STATED TASK
Go through the material and tally the lines containing the string "Make". Give the total alone.

RAW RECORDS
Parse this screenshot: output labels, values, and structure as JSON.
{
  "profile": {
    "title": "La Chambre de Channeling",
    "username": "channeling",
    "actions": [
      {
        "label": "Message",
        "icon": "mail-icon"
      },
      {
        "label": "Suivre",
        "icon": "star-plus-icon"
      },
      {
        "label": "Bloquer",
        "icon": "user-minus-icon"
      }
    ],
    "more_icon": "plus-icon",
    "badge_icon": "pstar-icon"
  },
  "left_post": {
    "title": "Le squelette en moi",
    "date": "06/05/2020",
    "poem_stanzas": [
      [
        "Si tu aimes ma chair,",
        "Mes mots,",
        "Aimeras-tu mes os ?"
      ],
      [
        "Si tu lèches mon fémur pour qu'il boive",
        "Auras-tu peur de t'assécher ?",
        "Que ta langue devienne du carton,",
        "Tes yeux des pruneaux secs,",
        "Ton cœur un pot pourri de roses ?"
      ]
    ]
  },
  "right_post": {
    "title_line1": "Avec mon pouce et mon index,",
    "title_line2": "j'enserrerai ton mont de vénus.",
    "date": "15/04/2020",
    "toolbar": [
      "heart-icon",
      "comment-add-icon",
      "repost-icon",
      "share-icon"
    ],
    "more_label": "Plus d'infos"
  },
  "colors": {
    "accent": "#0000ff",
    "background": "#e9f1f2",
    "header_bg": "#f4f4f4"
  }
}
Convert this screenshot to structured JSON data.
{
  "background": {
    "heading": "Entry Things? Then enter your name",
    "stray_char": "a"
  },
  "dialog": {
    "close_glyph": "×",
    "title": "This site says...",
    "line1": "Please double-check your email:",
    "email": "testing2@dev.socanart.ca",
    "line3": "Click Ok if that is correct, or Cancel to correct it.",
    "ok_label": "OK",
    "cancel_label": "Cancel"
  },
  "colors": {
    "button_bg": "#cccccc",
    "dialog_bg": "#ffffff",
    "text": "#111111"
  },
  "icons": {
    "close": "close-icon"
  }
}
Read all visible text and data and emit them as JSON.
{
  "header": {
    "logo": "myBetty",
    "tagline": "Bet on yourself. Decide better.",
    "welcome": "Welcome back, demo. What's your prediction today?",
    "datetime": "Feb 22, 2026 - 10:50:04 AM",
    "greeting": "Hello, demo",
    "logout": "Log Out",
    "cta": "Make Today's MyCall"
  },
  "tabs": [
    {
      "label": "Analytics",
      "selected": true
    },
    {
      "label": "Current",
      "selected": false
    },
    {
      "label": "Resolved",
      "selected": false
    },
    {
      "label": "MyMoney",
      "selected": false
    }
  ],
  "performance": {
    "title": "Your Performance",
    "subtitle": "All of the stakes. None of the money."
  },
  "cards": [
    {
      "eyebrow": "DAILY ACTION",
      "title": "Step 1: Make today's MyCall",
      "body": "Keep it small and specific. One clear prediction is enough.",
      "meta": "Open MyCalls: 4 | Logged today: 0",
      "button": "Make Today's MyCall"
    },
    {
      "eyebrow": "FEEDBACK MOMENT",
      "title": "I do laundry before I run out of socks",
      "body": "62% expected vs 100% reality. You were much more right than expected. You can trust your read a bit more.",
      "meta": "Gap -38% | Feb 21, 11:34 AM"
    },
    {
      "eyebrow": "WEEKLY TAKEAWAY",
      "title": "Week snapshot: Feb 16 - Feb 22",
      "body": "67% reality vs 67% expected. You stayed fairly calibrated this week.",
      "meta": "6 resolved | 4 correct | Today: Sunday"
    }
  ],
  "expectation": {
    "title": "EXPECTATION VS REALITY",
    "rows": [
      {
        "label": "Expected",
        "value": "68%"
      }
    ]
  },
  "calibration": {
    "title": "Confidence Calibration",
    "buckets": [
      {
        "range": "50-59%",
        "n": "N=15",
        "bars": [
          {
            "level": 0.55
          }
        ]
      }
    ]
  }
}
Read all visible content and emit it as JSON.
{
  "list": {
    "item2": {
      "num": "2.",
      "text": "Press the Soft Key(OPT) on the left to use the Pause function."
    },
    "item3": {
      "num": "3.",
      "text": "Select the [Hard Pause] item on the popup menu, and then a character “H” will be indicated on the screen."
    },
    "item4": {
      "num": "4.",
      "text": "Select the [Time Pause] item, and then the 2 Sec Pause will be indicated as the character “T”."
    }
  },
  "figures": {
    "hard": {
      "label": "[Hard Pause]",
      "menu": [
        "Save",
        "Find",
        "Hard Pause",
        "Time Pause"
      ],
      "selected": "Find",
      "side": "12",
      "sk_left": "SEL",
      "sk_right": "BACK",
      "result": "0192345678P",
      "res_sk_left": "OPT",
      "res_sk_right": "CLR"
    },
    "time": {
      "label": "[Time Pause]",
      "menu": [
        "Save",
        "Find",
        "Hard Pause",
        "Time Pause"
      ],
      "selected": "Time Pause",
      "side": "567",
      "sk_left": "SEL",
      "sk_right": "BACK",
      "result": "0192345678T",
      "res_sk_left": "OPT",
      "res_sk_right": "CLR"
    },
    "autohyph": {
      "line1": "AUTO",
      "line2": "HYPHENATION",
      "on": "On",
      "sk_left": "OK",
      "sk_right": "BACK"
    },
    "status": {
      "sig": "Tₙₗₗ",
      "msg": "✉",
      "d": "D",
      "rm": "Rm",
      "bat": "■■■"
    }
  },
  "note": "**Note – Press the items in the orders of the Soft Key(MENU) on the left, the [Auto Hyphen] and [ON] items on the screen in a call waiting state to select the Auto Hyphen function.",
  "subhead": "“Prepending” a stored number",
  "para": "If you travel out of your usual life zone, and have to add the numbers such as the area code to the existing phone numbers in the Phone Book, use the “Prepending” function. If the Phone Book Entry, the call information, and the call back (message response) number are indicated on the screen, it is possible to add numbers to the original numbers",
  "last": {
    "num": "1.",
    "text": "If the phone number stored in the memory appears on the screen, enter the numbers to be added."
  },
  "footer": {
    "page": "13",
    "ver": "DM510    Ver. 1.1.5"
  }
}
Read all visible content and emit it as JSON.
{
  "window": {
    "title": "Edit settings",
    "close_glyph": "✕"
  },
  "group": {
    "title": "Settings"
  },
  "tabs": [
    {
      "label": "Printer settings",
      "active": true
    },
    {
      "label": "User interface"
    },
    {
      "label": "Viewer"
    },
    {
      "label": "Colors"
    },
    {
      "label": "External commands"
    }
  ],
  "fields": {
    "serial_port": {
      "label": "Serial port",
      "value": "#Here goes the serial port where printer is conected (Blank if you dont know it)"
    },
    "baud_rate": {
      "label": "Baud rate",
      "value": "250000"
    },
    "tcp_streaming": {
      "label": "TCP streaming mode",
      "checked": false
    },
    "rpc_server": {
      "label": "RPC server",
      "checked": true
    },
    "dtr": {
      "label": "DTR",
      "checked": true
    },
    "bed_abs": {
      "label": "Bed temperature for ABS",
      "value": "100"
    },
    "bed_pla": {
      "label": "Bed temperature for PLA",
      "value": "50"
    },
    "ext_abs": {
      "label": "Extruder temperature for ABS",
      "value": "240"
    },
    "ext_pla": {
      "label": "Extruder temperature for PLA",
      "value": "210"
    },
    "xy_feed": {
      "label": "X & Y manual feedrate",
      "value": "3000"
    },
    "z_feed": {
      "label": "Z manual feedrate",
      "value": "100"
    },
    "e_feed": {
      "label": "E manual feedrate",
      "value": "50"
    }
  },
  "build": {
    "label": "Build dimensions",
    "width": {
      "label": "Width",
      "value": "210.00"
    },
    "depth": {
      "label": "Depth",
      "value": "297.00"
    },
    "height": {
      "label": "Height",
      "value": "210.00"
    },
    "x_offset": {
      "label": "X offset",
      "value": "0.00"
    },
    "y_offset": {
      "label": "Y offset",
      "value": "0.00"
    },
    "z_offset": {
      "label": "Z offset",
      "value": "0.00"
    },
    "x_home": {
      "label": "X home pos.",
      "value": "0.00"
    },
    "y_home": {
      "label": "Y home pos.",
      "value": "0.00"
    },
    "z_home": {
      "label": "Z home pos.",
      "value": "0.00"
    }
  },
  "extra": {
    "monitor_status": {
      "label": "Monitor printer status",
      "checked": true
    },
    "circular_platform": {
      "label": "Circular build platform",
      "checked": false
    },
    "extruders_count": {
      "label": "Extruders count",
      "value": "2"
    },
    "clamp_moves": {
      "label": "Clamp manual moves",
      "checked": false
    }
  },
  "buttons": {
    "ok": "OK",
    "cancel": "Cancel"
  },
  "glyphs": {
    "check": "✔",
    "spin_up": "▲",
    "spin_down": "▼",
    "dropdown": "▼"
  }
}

OUTPUT
3